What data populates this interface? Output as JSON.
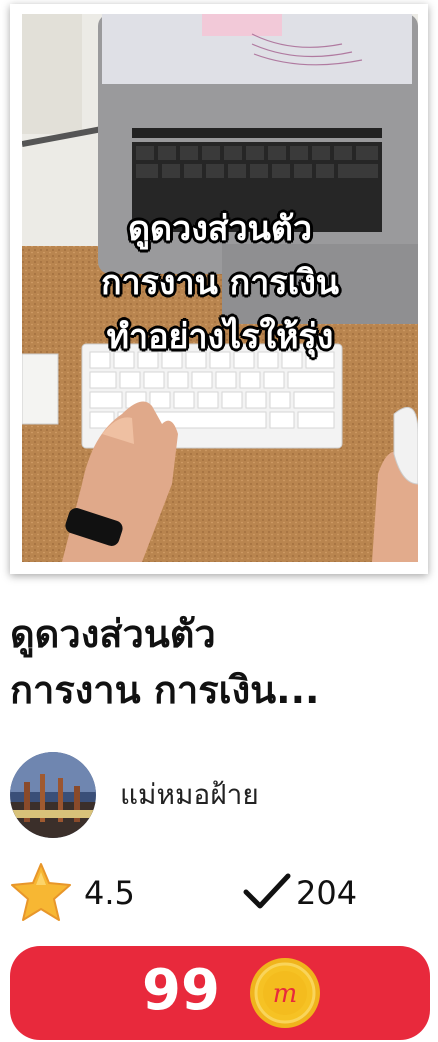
{
  "cover": {
    "lines": [
      "ดูดวงส่วนตัว",
      "การงาน การเงิน",
      "ทำอย่างไรให้รุ่ง"
    ]
  },
  "title": {
    "line1": "ดูดวงส่วนตัว",
    "line2": "การงาน การเงิน..."
  },
  "author": {
    "name": "แม่หมอฝ้าย"
  },
  "stats": {
    "rating": "4.5",
    "count": "204",
    "rating_icon": "star-icon",
    "count_icon": "checkmark-icon"
  },
  "buy": {
    "price": "99",
    "coin_symbol": "m",
    "color": "#e8293c",
    "coin_color": "#f6c224"
  }
}
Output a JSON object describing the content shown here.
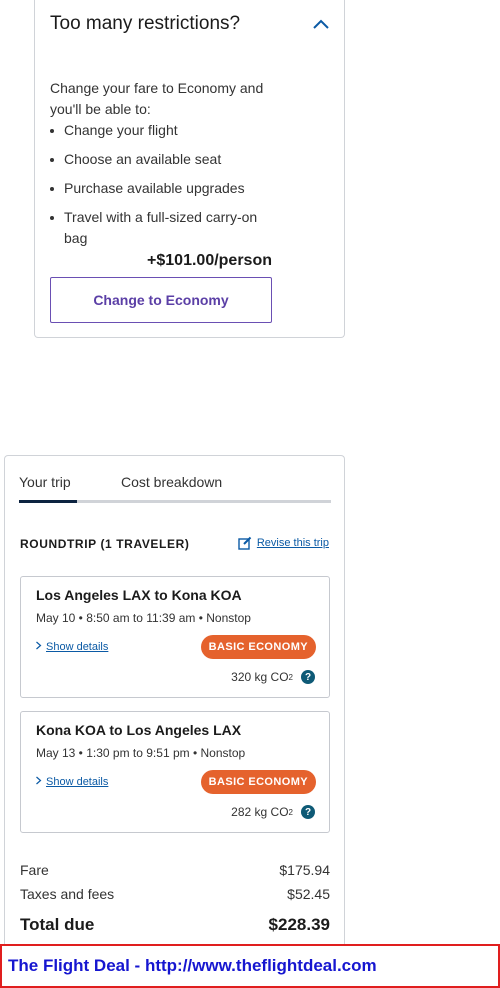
{
  "upsell": {
    "title": "Too many restrictions?",
    "intro": "Change your fare to Economy and you'll be able to:",
    "benefits": [
      "Change your flight",
      "Choose an available seat",
      "Purchase available upgrades",
      "Travel with a full-sized carry-on bag"
    ],
    "price": "+$101.00/person",
    "button_label": "Change to Economy",
    "collapse_icon": "chevron-up"
  },
  "trip": {
    "tabs": [
      "Your trip",
      "Cost breakdown"
    ],
    "active_tab": "Your trip",
    "heading": "ROUNDTRIP (1 TRAVELER)",
    "revise_label": "Revise this trip",
    "segments": [
      {
        "route": "Los Angeles LAX to Kona KOA",
        "times": "May 10 • 8:50 am to 11:39 am • Nonstop",
        "details_label": "Show details",
        "fare_class": "BASIC ECONOMY",
        "co2_value": "320 kg CO",
        "co2_sub": "2"
      },
      {
        "route": "Kona KOA to Los Angeles LAX",
        "times": "May 13 • 1:30 pm to 9:51 pm • Nonstop",
        "details_label": "Show details",
        "fare_class": "BASIC ECONOMY",
        "co2_value": "282 kg CO",
        "co2_sub": "2"
      }
    ],
    "costs": {
      "fare_label": "Fare",
      "fare_value": "$175.94",
      "taxes_label": "Taxes and fees",
      "taxes_value": "$52.45",
      "total_label": "Total due",
      "total_value": "$228.39"
    }
  },
  "footer": {
    "text": "The Flight Deal - http://www.theflightdeal.com"
  },
  "colors": {
    "accent_purple": "#5b3fa6",
    "badge_orange": "#e5622d",
    "link_blue": "#0b5aa5",
    "tab_indicator": "#0c2340",
    "footer_border": "#e01e1e",
    "footer_text": "#1616d0"
  }
}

----

Required task: Go through the material above and print all of it exactly, except the pictures.

Exercise output:
What data populates this interface? Output as JSON.
{
  "cover": {
    "lines": [
      "ดูดวงส่วนตัว",
      "การงาน การเงิน",
      "ทำอย่างไรให้รุ่ง"
    ]
  },
  "title": {
    "line1": "ดูดวงส่วนตัว",
    "line2": "การงาน การเงิน..."
  },
  "author": {
    "name": "แม่หมอฝ้าย"
  },
  "stats": {
    "rating": "4.5",
    "count": "204",
    "rating_icon": "star-icon",
    "count_icon": "checkmark-icon"
  },
  "buy": {
    "price": "99",
    "coin_symbol": "m",
    "color": "#e8293c",
    "coin_color": "#f6c224"
  }
}
Output a JSON object describing the content shown here.
{
  "upsell": {
    "title": "Too many restrictions?",
    "intro": "Change your fare to Economy and you'll be able to:",
    "benefits": [
      "Change your flight",
      "Choose an available seat",
      "Purchase available upgrades",
      "Travel with a full-sized carry-on bag"
    ],
    "price": "+$101.00/person",
    "button_label": "Change to Economy",
    "collapse_icon": "chevron-up"
  },
  "trip": {
    "tabs": [
      "Your trip",
      "Cost breakdown"
    ],
    "active_tab": "Your trip",
    "heading": "ROUNDTRIP (1 TRAVELER)",
    "revise_label": "Revise this trip",
    "segments": [
      {
        "route": "Los Angeles LAX to Kona KOA",
        "times": "May 10 • 8:50 am to 11:39 am • Nonstop",
        "details_label": "Show details",
        "fare_class": "BASIC ECONOMY",
        "co2_value": "320 kg CO",
        "co2_sub": "2"
      },
      {
        "route": "Kona KOA to Los Angeles LAX",
        "times": "May 13 • 1:30 pm to 9:51 pm • Nonstop",
        "details_label": "Show details",
        "fare_class": "BASIC ECONOMY",
        "co2_value": "282 kg CO",
        "co2_sub": "2"
      }
    ],
    "costs": {
      "fare_label": "Fare",
      "fare_value": "$175.94",
      "taxes_label": "Taxes and fees",
      "taxes_value": "$52.45",
      "total_label": "Total due",
      "total_value": "$228.39"
    }
  },
  "footer": {
    "text": "The Flight Deal - http://www.theflightdeal.com"
  },
  "colors": {
    "accent_purple": "#5b3fa6",
    "badge_orange": "#e5622d",
    "link_blue": "#0b5aa5",
    "tab_indicator": "#0c2340",
    "footer_border": "#e01e1e",
    "footer_text": "#1616d0"
  }
}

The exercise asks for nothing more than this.